[Study material — start]
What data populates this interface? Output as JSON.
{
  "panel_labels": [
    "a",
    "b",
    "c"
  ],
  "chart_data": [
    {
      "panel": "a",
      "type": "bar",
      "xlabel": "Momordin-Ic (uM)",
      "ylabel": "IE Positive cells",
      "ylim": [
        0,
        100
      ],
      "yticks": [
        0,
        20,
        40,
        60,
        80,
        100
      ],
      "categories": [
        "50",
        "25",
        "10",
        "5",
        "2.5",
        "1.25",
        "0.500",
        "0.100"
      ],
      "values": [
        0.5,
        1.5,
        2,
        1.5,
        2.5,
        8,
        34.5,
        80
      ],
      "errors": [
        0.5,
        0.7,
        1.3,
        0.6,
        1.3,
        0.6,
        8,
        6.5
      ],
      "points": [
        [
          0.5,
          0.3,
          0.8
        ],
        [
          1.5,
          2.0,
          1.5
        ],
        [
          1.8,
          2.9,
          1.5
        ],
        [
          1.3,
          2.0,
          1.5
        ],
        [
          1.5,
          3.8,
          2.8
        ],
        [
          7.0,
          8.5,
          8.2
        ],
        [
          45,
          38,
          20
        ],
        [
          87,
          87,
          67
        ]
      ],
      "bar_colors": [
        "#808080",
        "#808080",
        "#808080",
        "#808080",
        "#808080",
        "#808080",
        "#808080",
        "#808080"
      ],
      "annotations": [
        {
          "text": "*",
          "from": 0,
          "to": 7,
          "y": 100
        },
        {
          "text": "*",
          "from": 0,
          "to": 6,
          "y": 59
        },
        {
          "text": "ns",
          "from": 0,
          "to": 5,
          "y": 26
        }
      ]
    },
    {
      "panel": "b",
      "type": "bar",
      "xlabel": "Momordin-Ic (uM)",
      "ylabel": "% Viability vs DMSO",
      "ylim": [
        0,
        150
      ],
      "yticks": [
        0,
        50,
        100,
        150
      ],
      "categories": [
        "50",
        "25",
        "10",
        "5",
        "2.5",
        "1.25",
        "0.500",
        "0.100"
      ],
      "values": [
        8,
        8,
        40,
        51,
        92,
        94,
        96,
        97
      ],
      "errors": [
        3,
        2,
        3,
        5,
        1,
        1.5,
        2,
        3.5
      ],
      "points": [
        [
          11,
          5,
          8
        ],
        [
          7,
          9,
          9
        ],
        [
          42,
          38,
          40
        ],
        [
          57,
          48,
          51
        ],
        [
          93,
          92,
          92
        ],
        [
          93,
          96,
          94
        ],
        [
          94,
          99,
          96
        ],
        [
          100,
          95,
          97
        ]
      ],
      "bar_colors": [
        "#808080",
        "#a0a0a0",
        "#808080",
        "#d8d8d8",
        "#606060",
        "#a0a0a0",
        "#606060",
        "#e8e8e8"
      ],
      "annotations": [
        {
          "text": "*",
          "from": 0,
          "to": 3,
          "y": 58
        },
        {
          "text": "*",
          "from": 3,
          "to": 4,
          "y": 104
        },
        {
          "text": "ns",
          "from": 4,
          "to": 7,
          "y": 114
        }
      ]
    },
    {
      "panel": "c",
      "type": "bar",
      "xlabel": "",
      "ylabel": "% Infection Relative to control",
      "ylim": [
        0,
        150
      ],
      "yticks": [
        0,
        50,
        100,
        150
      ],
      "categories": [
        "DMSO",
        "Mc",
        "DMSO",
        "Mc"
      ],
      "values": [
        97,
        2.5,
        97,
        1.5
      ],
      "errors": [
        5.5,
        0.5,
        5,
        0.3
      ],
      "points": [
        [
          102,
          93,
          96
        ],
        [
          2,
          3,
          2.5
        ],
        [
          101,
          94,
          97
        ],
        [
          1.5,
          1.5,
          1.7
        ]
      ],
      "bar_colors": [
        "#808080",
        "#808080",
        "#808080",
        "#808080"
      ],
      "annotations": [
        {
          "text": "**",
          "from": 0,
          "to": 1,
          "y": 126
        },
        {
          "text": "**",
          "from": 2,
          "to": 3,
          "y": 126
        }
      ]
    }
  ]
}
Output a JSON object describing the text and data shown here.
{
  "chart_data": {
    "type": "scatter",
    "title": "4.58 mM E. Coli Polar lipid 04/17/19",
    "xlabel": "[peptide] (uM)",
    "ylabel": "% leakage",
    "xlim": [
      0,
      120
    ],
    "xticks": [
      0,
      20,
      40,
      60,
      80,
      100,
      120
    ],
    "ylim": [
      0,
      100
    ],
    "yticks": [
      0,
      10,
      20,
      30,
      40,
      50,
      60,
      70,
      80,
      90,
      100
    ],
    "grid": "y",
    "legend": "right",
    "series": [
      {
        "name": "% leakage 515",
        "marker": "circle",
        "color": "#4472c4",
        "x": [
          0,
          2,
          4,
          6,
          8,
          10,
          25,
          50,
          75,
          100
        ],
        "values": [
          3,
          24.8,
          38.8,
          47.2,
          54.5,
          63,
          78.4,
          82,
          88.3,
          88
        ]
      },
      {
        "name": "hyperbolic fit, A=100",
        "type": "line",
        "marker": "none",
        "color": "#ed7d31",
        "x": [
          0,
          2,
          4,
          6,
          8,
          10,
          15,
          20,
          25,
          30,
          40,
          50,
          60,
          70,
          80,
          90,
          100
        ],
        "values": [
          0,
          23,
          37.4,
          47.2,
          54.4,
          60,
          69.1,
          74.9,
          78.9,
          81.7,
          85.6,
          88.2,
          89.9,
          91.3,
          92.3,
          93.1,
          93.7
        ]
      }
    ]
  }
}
[Study material — finish]
● About this task: All the records above must be transcribed without a single change to any word.

● Response to the exercise:
What data populates this interface? Output as JSON.
{
  "panel_labels": [
    "a",
    "b",
    "c"
  ],
  "chart_data": [
    {
      "panel": "a",
      "type": "bar",
      "xlabel": "Momordin-Ic (uM)",
      "ylabel": "IE Positive cells",
      "ylim": [
        0,
        100
      ],
      "yticks": [
        0,
        20,
        40,
        60,
        80,
        100
      ],
      "categories": [
        "50",
        "25",
        "10",
        "5",
        "2.5",
        "1.25",
        "0.500",
        "0.100"
      ],
      "values": [
        0.5,
        1.5,
        2,
        1.5,
        2.5,
        8,
        34.5,
        80
      ],
      "errors": [
        0.5,
        0.7,
        1.3,
        0.6,
        1.3,
        0.6,
        8,
        6.5
      ],
      "points": [
        [
          0.5,
          0.3,
          0.8
        ],
        [
          1.5,
          2.0,
          1.5
        ],
        [
          1.8,
          2.9,
          1.5
        ],
        [
          1.3,
          2.0,
          1.5
        ],
        [
          1.5,
          3.8,
          2.8
        ],
        [
          7.0,
          8.5,
          8.2
        ],
        [
          45,
          38,
          20
        ],
        [
          87,
          87,
          67
        ]
      ],
      "bar_colors": [
        "#808080",
        "#808080",
        "#808080",
        "#808080",
        "#808080",
        "#808080",
        "#808080",
        "#808080"
      ],
      "annotations": [
        {
          "text": "*",
          "from": 0,
          "to": 7,
          "y": 100
        },
        {
          "text": "*",
          "from": 0,
          "to": 6,
          "y": 59
        },
        {
          "text": "ns",
          "from": 0,
          "to": 5,
          "y": 26
        }
      ]
    },
    {
      "panel": "b",
      "type": "bar",
      "xlabel": "Momordin-Ic (uM)",
      "ylabel": "% Viability vs DMSO",
      "ylim": [
        0,
        150
      ],
      "yticks": [
        0,
        50,
        100,
        150
      ],
      "categories": [
        "50",
        "25",
        "10",
        "5",
        "2.5",
        "1.25",
        "0.500",
        "0.100"
      ],
      "values": [
        8,
        8,
        40,
        51,
        92,
        94,
        96,
        97
      ],
      "errors": [
        3,
        2,
        3,
        5,
        1,
        1.5,
        2,
        3.5
      ],
      "points": [
        [
          11,
          5,
          8
        ],
        [
          7,
          9,
          9
        ],
        [
          42,
          38,
          40
        ],
        [
          57,
          48,
          51
        ],
        [
          93,
          92,
          92
        ],
        [
          93,
          96,
          94
        ],
        [
          94,
          99,
          96
        ],
        [
          100,
          95,
          97
        ]
      ],
      "bar_colors": [
        "#808080",
        "#a0a0a0",
        "#808080",
        "#d8d8d8",
        "#606060",
        "#a0a0a0",
        "#606060",
        "#e8e8e8"
      ],
      "annotations": [
        {
          "text": "*",
          "from": 0,
          "to": 3,
          "y": 58
        },
        {
          "text": "*",
          "from": 3,
          "to": 4,
          "y": 104
        },
        {
          "text": "ns",
          "from": 4,
          "to": 7,
          "y": 114
        }
      ]
    },
    {
      "panel": "c",
      "type": "bar",
      "xlabel": "",
      "ylabel": "% Infection Relative to control",
      "ylim": [
        0,
        150
      ],
      "yticks": [
        0,
        50,
        100,
        150
      ],
      "categories": [
        "DMSO",
        "Mc",
        "DMSO",
        "Mc"
      ],
      "values": [
        97,
        2.5,
        97,
        1.5
      ],
      "errors": [
        5.5,
        0.5,
        5,
        0.3
      ],
      "points": [
        [
          102,
          93,
          96
        ],
        [
          2,
          3,
          2.5
        ],
        [
          101,
          94,
          97
        ],
        [
          1.5,
          1.5,
          1.7
        ]
      ],
      "bar_colors": [
        "#808080",
        "#808080",
        "#808080",
        "#808080"
      ],
      "annotations": [
        {
          "text": "**",
          "from": 0,
          "to": 1,
          "y": 126
        },
        {
          "text": "**",
          "from": 2,
          "to": 3,
          "y": 126
        }
      ]
    }
  ]
}
Output a JSON object describing the text and data shown here.
{
  "chart_data": {
    "type": "scatter",
    "title": "4.58 mM E. Coli Polar lipid 04/17/19",
    "xlabel": "[peptide] (uM)",
    "ylabel": "% leakage",
    "xlim": [
      0,
      120
    ],
    "xticks": [
      0,
      20,
      40,
      60,
      80,
      100,
      120
    ],
    "ylim": [
      0,
      100
    ],
    "yticks": [
      0,
      10,
      20,
      30,
      40,
      50,
      60,
      70,
      80,
      90,
      100
    ],
    "grid": "y",
    "legend": "right",
    "series": [
      {
        "name": "% leakage 515",
        "marker": "circle",
        "color": "#4472c4",
        "x": [
          0,
          2,
          4,
          6,
          8,
          10,
          25,
          50,
          75,
          100
        ],
        "values": [
          3,
          24.8,
          38.8,
          47.2,
          54.5,
          63,
          78.4,
          82,
          88.3,
          88
        ]
      },
      {
        "name": "hyperbolic fit, A=100",
        "type": "line",
        "marker": "none",
        "color": "#ed7d31",
        "x": [
          0,
          2,
          4,
          6,
          8,
          10,
          15,
          20,
          25,
          30,
          40,
          50,
          60,
          70,
          80,
          90,
          100
        ],
        "values": [
          0,
          23,
          37.4,
          47.2,
          54.4,
          60,
          69.1,
          74.9,
          78.9,
          81.7,
          85.6,
          88.2,
          89.9,
          91.3,
          92.3,
          93.1,
          93.7
        ]
      }
    ]
  }
}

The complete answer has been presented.